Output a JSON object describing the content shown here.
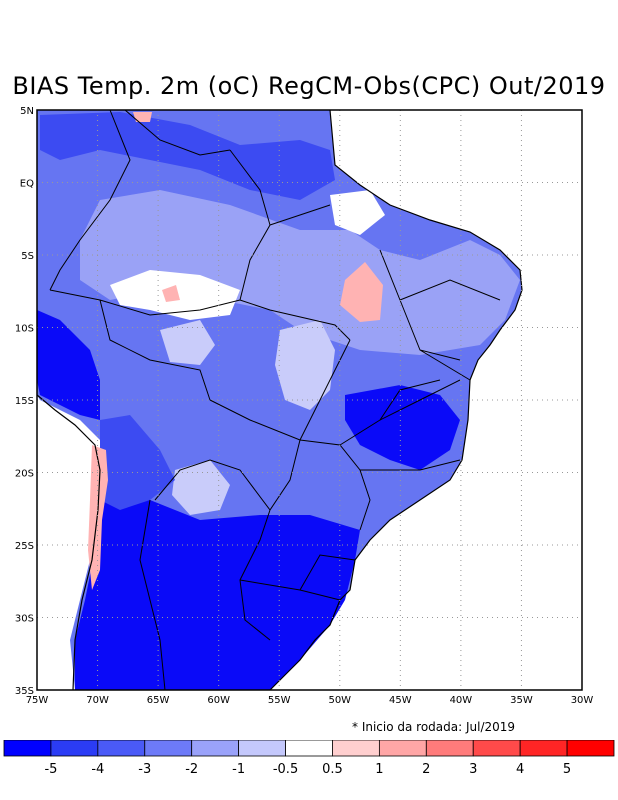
{
  "title": "BIAS Temp. 2m (oC) RegCM-Obs(CPC) Out/2019",
  "map": {
    "lat_ticks": [
      "5N",
      "EQ",
      "5S",
      "10S",
      "15S",
      "20S",
      "25S",
      "30S",
      "35S"
    ],
    "lon_ticks": [
      "75W",
      "70W",
      "65W",
      "60W",
      "55W",
      "50W",
      "45W",
      "40W",
      "35W",
      "30W"
    ],
    "lon_range": [
      -75,
      -30
    ],
    "lat_range": [
      -35,
      5
    ],
    "grid": "dotted"
  },
  "footnote": "* Inicio da rodada: Jul/2019",
  "colorbar": {
    "labels": [
      "-5",
      "-4",
      "-3",
      "-2",
      "-1",
      "-0.5",
      "0.5",
      "1",
      "2",
      "3",
      "4",
      "5"
    ],
    "colors": [
      "#0000ff",
      "#2b3cf5",
      "#4a5af7",
      "#6d7af8",
      "#9aa2fa",
      "#c4c8fc",
      "#ffffff",
      "#ffcfcf",
      "#ffa6a6",
      "#ff7b7b",
      "#ff4a4a",
      "#ff2525",
      "#ff0000"
    ]
  },
  "field_colors": {
    "strong_cold": "#0a0af8",
    "cold": "#3c4bf2",
    "moderate_cold": "#6675f2",
    "light_cold": "#9aa2f6",
    "slight_cold": "#c9ccfa",
    "neutral": "#ffffff",
    "warm": "#ffb3b3",
    "hot": "#ff8080"
  }
}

**Short exercise:** Write the lines above out again exactly, without any of their pictures.

**Response for this exercise:**
Output a JSON object describing the content shown here.
{
  "title": "BIAS Temp. 2m (oC) RegCM-Obs(CPC) Out/2019",
  "map": {
    "lat_ticks": [
      "5N",
      "EQ",
      "5S",
      "10S",
      "15S",
      "20S",
      "25S",
      "30S",
      "35S"
    ],
    "lon_ticks": [
      "75W",
      "70W",
      "65W",
      "60W",
      "55W",
      "50W",
      "45W",
      "40W",
      "35W",
      "30W"
    ],
    "lon_range": [
      -75,
      -30
    ],
    "lat_range": [
      -35,
      5
    ],
    "grid": "dotted"
  },
  "footnote": "* Inicio da rodada: Jul/2019",
  "colorbar": {
    "labels": [
      "-5",
      "-4",
      "-3",
      "-2",
      "-1",
      "-0.5",
      "0.5",
      "1",
      "2",
      "3",
      "4",
      "5"
    ],
    "colors": [
      "#0000ff",
      "#2b3cf5",
      "#4a5af7",
      "#6d7af8",
      "#9aa2fa",
      "#c4c8fc",
      "#ffffff",
      "#ffcfcf",
      "#ffa6a6",
      "#ff7b7b",
      "#ff4a4a",
      "#ff2525",
      "#ff0000"
    ]
  },
  "field_colors": {
    "strong_cold": "#0a0af8",
    "cold": "#3c4bf2",
    "moderate_cold": "#6675f2",
    "light_cold": "#9aa2f6",
    "slight_cold": "#c9ccfa",
    "neutral": "#ffffff",
    "warm": "#ffb3b3",
    "hot": "#ff8080"
  }
}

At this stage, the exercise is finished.